(Records from a collection of figures)
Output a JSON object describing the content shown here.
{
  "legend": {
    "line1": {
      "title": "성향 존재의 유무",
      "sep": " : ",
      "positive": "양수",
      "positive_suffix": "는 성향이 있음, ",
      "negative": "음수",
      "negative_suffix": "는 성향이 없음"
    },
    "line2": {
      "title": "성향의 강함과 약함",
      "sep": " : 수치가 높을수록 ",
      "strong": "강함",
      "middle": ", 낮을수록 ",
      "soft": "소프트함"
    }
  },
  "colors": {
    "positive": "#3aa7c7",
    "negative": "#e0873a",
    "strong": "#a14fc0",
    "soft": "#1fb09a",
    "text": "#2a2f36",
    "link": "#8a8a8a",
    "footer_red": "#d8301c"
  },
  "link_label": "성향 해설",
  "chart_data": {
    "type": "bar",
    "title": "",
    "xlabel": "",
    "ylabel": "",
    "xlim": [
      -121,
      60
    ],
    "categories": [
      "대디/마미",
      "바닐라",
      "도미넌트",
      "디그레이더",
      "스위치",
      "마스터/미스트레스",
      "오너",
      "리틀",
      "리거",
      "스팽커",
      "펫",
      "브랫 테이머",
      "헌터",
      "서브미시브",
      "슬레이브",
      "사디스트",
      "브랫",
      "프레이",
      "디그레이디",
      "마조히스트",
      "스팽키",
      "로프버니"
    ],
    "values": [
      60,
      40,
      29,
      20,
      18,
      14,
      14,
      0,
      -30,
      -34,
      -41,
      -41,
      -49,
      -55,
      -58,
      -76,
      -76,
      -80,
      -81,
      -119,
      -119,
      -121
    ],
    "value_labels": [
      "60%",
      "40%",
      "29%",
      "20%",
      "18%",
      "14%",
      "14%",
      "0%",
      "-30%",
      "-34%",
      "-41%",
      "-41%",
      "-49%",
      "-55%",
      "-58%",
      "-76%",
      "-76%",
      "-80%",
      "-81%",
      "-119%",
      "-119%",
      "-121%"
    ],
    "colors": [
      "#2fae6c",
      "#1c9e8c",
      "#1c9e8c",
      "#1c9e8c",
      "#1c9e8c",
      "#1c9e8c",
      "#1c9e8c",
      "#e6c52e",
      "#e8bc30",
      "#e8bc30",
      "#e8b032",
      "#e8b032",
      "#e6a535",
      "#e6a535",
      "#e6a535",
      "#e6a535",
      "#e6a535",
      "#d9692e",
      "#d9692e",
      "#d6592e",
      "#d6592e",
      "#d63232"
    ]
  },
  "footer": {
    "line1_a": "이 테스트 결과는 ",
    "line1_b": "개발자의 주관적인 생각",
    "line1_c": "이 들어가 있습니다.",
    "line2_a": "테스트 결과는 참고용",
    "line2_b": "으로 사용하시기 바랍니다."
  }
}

The exercise: Select every line in the material above where the string "title" occurs, and copy it.

Result of this task:
      "title": "성향 존재의 유무",
      "title": "성향의 강함과 약함",
    "title": "",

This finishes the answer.